*Challenge*. Would you pull out every line of the material that contains the string "JSON"?

◇ ◇ ◇

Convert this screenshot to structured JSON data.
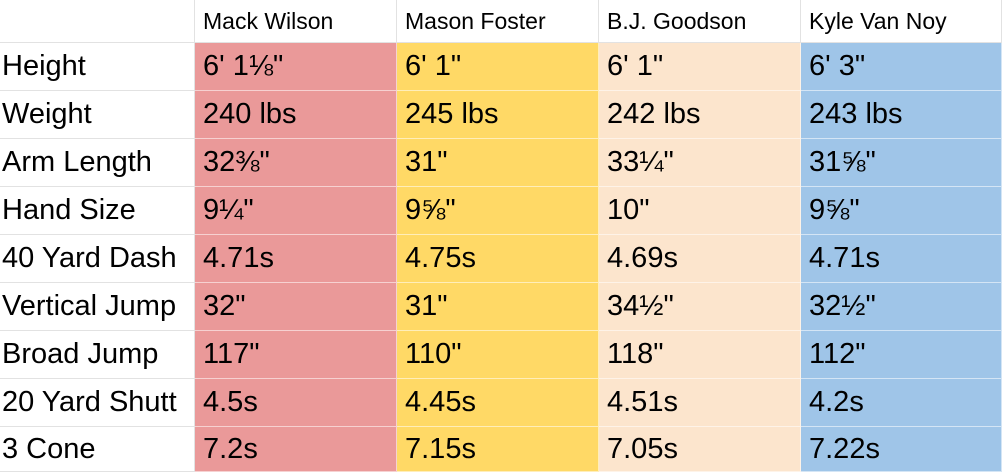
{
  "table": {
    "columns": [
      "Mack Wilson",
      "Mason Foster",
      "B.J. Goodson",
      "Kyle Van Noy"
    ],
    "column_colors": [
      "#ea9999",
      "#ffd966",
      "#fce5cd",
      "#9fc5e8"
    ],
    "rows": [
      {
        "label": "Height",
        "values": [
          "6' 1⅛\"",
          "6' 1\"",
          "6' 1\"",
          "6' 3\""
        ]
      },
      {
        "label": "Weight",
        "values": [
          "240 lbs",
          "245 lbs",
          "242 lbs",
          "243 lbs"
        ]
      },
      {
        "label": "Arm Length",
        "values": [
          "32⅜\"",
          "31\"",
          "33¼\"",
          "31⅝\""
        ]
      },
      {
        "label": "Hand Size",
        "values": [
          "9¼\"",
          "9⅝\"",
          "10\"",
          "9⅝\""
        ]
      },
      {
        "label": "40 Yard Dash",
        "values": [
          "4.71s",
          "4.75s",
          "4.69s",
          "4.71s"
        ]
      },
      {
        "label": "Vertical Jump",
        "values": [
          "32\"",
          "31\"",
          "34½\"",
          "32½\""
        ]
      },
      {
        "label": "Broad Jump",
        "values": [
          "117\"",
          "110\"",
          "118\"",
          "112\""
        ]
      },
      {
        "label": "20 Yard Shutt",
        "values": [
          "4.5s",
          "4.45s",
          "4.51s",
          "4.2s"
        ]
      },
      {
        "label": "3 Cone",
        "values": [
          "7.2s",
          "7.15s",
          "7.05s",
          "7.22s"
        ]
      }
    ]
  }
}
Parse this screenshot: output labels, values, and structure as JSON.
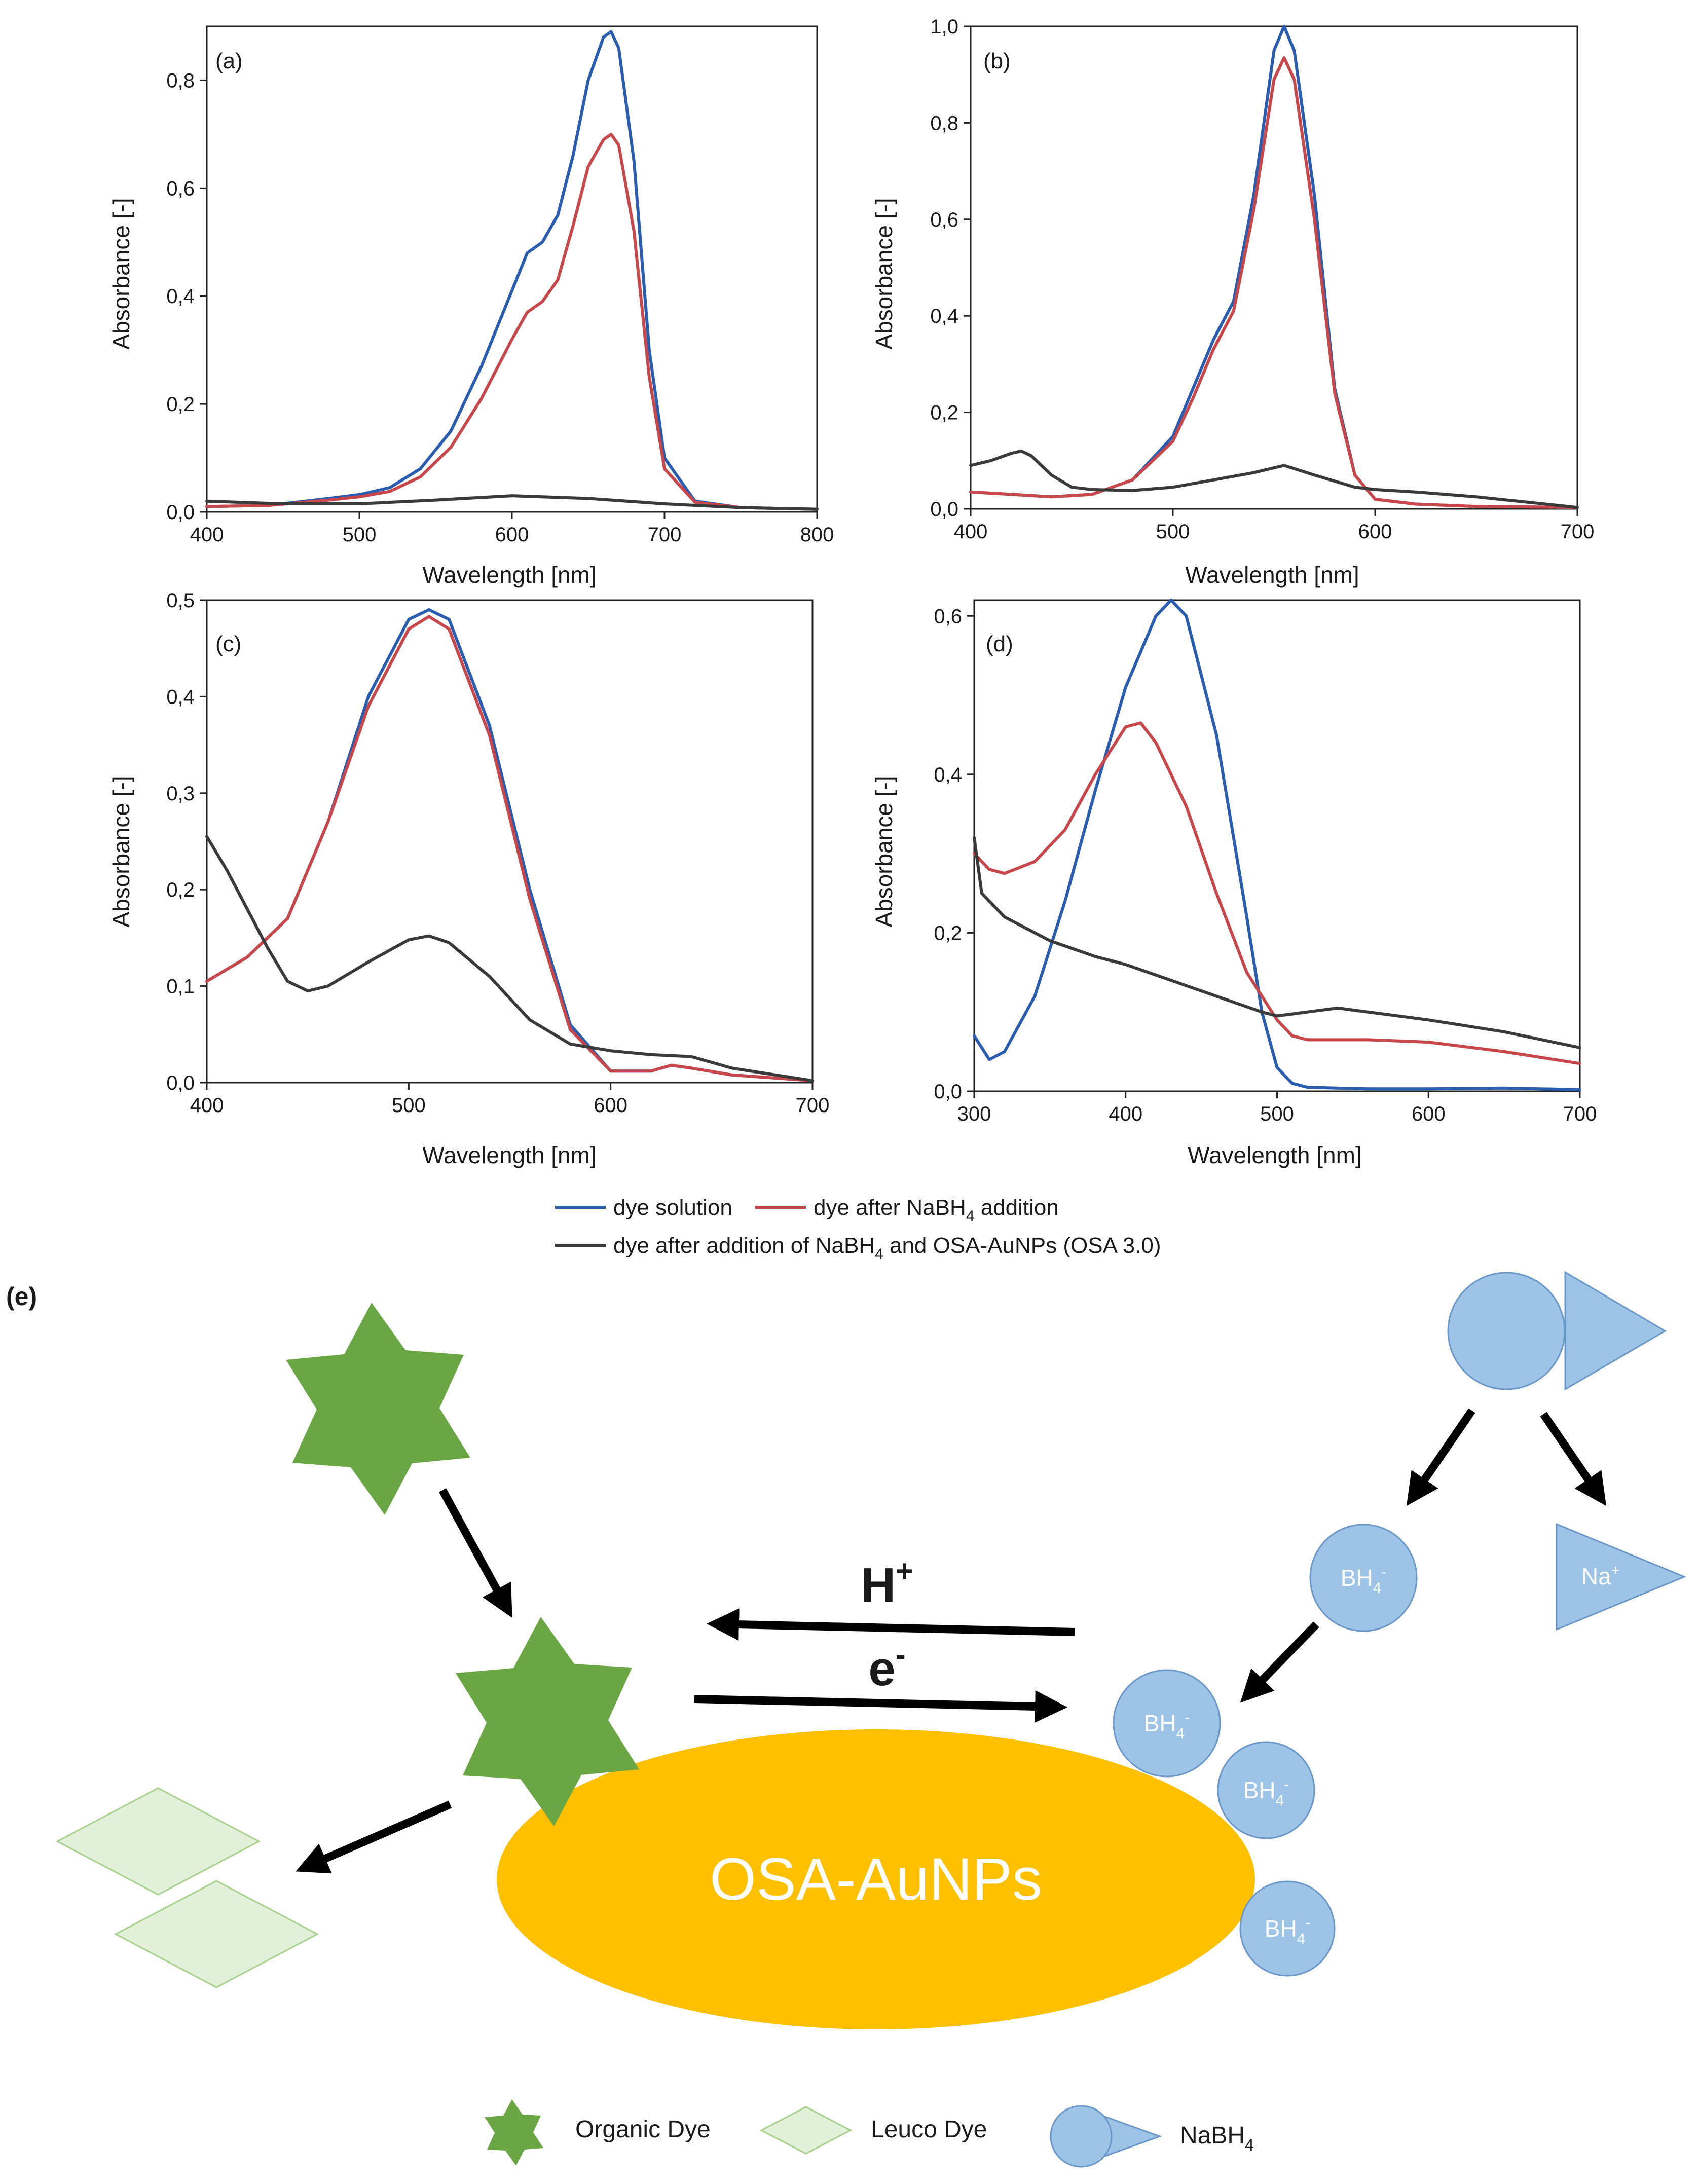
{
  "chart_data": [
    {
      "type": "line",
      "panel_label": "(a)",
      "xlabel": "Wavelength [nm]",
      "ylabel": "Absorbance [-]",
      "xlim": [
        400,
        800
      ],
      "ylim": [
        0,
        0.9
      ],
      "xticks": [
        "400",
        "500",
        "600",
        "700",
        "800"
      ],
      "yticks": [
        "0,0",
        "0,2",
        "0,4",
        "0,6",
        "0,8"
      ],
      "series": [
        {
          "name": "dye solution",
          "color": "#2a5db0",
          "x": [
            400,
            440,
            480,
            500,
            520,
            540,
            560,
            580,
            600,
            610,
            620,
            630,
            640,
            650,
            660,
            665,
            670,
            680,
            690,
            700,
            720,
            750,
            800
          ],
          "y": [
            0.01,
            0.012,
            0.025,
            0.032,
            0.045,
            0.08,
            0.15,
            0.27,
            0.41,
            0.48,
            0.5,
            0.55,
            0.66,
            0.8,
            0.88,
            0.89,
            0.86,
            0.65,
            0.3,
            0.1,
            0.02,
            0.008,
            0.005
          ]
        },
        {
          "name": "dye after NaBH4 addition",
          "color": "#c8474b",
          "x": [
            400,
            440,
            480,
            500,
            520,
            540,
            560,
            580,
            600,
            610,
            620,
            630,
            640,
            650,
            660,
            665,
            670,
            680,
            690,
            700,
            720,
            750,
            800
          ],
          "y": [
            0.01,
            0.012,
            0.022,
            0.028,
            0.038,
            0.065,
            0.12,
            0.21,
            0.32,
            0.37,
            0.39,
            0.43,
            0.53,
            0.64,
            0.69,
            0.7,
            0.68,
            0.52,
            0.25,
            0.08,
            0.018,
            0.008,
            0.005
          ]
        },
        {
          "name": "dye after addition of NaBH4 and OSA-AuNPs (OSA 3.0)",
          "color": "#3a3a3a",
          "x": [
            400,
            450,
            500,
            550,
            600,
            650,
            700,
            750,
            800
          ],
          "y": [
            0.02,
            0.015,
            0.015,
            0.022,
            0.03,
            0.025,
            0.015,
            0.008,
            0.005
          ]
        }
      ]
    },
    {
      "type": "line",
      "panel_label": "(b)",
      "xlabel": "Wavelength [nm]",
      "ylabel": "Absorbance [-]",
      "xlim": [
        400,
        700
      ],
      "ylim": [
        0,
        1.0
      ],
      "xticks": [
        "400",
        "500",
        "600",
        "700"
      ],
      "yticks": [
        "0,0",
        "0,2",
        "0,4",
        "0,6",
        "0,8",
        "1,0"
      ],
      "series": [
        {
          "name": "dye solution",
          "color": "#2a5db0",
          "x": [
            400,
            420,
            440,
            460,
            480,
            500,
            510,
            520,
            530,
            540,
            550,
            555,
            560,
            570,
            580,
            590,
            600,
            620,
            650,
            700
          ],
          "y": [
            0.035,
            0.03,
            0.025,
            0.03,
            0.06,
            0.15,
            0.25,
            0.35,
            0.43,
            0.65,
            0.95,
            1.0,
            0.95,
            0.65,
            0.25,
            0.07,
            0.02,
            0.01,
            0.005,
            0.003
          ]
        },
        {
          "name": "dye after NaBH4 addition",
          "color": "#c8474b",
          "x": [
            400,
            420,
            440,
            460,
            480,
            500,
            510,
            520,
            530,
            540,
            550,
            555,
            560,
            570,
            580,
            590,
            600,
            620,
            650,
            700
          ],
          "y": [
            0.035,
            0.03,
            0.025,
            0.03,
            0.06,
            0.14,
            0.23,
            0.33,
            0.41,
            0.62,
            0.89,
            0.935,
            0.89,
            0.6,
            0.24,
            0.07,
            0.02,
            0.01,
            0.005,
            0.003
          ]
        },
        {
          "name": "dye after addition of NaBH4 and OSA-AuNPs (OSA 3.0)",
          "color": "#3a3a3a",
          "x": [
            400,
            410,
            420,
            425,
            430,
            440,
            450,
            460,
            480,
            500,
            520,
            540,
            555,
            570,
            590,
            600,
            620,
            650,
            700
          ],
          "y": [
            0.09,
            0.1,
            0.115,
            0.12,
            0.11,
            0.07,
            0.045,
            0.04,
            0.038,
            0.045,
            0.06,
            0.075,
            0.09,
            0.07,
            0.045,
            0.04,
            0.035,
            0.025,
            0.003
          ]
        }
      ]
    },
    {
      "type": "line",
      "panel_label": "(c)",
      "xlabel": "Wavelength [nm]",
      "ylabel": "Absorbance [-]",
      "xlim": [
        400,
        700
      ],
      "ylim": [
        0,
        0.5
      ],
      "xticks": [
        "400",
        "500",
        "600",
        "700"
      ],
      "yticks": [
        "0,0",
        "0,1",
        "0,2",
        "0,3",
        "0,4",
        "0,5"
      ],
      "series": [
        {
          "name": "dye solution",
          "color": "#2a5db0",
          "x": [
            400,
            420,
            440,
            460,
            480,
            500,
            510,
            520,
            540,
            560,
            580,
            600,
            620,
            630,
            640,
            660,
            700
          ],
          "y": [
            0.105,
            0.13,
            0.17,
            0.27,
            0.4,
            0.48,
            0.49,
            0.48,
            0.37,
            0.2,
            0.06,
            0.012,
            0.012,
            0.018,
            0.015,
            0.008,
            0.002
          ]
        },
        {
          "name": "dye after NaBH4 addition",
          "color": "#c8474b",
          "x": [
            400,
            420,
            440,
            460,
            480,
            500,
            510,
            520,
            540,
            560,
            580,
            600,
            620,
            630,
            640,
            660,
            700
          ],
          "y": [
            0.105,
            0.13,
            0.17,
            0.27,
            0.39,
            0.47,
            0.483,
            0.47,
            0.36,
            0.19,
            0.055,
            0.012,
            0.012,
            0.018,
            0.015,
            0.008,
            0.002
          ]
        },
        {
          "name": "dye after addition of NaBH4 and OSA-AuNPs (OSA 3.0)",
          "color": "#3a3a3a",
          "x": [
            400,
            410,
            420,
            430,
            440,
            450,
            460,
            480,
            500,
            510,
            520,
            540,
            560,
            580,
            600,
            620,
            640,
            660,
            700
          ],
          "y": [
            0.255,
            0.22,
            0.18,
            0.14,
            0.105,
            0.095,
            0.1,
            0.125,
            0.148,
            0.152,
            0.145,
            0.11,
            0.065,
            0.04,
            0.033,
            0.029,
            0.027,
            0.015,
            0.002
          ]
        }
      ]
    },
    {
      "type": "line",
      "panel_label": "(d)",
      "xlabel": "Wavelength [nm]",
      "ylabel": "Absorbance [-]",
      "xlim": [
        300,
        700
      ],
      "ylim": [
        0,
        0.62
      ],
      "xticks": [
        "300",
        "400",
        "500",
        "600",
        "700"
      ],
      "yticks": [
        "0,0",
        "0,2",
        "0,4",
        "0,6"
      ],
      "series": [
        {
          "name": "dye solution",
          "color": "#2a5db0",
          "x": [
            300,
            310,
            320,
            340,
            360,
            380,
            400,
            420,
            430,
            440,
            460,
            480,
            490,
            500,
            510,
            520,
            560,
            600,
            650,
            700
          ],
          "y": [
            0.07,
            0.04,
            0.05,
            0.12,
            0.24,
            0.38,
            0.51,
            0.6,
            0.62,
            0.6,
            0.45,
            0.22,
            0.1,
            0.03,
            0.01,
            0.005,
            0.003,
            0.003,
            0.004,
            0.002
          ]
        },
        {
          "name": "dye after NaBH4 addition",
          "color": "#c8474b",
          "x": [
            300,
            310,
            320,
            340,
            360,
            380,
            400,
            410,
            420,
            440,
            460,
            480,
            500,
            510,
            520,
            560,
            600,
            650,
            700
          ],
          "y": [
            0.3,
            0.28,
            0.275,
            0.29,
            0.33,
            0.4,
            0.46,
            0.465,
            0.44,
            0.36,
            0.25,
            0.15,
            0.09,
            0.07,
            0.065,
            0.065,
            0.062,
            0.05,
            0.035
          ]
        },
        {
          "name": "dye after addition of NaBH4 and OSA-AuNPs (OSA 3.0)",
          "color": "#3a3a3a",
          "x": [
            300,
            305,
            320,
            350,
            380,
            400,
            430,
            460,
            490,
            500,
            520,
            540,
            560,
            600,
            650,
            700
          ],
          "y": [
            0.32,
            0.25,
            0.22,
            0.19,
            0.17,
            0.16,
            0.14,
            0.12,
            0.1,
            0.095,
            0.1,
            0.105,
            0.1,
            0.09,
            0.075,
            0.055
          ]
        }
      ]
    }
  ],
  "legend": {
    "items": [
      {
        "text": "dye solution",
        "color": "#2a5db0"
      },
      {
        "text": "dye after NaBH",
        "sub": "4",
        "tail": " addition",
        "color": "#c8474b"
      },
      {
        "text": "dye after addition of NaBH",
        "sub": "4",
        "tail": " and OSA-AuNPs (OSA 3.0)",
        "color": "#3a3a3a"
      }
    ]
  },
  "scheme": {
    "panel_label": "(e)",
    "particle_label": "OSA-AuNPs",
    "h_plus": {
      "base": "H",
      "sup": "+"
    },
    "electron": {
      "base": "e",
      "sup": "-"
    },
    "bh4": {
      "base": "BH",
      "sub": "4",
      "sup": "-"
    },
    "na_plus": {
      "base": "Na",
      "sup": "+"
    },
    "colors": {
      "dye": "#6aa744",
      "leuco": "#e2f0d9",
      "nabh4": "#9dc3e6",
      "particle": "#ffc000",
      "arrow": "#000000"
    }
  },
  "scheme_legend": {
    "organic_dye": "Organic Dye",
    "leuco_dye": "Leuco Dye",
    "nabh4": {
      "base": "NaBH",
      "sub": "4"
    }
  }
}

◇ ◇ ◇

*Exercise output*.
Convert this screenshot to structured JSON data.
Parse this screenshot: output labels, values, and structure as JSON.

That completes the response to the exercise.